====== DATA FOR THIS EXERCISE ======
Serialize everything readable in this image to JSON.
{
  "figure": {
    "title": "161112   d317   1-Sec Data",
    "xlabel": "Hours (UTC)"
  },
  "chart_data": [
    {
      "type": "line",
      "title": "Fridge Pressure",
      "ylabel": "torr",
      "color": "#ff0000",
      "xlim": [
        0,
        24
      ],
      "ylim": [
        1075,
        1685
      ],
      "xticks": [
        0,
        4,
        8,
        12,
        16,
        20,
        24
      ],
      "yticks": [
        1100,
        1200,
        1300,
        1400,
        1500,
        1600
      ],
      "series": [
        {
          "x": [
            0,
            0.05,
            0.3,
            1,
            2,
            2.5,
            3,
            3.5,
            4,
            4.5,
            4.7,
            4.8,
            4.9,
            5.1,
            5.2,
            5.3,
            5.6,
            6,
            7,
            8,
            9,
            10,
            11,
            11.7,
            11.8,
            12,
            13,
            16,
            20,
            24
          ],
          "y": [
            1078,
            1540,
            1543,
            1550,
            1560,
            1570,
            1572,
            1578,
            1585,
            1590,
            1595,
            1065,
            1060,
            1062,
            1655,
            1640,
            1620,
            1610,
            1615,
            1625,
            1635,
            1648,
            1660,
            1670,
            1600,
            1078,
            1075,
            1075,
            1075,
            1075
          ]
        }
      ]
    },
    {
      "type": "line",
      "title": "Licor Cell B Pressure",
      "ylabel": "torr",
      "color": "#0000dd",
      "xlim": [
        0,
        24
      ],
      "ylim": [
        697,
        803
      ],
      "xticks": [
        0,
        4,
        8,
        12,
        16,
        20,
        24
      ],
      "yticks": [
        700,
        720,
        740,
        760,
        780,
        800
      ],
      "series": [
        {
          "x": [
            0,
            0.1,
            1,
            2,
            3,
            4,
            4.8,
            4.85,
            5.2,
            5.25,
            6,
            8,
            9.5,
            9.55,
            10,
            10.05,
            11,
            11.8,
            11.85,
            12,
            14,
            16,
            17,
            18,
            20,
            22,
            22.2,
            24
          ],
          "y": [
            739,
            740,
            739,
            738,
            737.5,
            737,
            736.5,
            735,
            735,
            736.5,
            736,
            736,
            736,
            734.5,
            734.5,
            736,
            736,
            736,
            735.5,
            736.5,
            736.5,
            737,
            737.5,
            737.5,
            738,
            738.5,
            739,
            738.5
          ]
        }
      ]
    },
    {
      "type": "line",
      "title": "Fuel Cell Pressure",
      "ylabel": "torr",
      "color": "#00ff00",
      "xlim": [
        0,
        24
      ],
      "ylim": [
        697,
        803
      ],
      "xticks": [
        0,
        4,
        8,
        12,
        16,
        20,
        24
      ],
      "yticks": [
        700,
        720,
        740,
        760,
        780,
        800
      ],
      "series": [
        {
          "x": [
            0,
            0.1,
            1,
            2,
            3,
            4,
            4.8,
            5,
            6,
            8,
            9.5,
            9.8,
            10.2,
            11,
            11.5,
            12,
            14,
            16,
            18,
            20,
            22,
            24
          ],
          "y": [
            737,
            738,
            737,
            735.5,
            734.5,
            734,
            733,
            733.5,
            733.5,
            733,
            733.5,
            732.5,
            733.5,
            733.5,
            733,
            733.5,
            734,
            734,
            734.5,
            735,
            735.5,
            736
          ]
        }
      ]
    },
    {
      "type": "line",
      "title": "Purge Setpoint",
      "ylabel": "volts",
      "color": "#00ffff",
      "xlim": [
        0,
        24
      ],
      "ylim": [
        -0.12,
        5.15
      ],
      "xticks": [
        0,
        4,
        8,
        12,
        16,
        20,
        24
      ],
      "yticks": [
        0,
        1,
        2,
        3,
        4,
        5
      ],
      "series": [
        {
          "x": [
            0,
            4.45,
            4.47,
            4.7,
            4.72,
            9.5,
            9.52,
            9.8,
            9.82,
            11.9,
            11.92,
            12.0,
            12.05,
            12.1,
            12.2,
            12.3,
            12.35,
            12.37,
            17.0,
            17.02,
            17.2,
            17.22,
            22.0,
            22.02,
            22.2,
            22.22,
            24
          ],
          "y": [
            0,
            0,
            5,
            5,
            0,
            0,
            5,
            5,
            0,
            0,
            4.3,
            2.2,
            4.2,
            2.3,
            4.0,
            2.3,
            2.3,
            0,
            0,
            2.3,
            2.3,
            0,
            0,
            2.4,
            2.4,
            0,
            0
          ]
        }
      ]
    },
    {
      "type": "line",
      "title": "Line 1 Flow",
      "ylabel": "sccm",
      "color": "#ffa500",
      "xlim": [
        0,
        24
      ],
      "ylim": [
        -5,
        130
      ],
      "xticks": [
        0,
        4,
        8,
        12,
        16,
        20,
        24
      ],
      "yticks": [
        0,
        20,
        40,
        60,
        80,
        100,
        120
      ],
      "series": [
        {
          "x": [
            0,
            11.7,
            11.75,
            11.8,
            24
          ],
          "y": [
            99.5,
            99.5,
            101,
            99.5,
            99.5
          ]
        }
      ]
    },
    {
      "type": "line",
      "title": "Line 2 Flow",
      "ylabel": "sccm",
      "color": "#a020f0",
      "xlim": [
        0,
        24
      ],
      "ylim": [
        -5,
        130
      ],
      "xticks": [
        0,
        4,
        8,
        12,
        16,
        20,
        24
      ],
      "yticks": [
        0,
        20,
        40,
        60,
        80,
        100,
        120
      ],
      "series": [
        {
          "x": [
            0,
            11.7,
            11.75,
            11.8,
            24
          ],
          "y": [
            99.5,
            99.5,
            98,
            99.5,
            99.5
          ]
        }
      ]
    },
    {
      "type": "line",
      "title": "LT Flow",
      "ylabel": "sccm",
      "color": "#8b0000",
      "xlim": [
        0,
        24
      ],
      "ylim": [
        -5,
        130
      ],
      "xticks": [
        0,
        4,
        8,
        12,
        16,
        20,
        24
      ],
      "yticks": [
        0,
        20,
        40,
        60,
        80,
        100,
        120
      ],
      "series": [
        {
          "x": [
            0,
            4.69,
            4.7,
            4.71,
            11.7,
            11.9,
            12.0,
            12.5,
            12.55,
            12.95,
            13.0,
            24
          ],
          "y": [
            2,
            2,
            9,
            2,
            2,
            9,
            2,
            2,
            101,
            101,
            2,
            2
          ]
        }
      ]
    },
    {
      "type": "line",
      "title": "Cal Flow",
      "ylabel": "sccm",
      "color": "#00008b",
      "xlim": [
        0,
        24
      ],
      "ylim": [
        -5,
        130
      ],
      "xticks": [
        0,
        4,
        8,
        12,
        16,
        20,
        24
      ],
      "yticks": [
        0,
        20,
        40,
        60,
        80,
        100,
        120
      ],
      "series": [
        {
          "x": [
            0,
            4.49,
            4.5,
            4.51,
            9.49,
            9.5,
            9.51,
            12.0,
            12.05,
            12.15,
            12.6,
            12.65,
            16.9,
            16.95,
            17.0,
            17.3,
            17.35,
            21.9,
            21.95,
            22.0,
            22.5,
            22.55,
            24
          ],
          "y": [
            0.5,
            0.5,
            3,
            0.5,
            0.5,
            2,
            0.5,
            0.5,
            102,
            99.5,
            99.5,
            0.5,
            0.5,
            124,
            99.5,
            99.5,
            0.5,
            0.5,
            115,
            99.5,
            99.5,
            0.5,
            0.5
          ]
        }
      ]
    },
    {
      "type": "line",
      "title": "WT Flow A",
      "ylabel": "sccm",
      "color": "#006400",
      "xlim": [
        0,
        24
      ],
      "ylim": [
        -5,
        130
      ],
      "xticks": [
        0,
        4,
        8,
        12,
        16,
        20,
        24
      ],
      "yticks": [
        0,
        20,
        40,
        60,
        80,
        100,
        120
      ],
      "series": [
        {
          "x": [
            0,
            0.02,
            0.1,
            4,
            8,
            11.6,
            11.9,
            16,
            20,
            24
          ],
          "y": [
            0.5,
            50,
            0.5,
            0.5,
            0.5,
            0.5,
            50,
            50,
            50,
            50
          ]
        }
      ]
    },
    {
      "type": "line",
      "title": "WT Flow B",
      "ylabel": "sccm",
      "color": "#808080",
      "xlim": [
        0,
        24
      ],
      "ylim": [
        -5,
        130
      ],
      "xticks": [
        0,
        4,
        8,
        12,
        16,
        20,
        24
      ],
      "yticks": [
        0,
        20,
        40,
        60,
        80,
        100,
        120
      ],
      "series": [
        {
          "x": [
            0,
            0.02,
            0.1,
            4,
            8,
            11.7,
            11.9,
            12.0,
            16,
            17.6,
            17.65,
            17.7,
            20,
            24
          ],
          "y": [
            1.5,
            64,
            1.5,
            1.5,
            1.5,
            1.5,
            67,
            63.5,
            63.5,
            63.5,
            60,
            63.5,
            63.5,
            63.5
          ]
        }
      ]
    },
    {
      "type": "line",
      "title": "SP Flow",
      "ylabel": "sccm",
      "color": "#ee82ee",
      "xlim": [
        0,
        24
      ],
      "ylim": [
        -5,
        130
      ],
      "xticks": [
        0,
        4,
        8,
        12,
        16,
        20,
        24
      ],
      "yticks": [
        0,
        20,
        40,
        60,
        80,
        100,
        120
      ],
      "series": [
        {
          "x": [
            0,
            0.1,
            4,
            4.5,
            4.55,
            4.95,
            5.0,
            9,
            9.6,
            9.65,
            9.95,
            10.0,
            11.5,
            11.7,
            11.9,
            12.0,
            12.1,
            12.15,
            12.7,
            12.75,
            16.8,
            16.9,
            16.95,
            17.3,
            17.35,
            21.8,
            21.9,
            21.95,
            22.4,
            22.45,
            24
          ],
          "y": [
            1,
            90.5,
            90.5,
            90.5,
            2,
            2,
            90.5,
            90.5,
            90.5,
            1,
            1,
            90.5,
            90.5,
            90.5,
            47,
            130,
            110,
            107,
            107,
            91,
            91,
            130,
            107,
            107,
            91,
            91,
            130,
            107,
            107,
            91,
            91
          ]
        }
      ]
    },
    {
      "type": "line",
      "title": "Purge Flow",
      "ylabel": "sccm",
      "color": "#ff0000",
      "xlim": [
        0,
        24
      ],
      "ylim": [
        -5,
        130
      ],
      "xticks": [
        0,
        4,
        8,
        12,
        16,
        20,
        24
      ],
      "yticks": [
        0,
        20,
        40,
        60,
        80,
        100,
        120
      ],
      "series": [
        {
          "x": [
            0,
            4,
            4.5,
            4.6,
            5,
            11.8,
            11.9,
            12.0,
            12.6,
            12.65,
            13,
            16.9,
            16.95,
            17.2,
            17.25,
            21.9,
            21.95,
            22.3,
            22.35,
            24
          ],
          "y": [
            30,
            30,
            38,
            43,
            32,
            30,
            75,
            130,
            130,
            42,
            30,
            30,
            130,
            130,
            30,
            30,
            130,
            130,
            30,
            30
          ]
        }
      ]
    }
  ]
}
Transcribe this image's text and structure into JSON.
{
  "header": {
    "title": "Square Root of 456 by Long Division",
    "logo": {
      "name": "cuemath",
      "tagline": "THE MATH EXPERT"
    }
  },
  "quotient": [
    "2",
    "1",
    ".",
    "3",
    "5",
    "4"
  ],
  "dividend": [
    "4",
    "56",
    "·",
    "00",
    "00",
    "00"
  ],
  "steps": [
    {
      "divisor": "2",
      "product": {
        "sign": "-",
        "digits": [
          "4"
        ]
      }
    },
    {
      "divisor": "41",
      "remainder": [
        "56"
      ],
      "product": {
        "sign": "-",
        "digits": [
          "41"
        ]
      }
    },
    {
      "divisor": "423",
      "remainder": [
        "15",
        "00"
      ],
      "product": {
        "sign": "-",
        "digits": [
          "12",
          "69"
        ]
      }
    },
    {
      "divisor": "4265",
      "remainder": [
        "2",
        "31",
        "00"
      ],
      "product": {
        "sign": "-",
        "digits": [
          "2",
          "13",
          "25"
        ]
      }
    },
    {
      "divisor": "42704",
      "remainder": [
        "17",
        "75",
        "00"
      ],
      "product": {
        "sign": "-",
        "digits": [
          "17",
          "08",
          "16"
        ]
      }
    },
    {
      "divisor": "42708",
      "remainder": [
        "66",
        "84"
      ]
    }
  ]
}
======
### WHAT YOU ARE ASKED TO DO
Determine how many lines of the listing hold the word "Flow" and reply with that figure alone.

### ANSWER TO THIS EXERCISE
8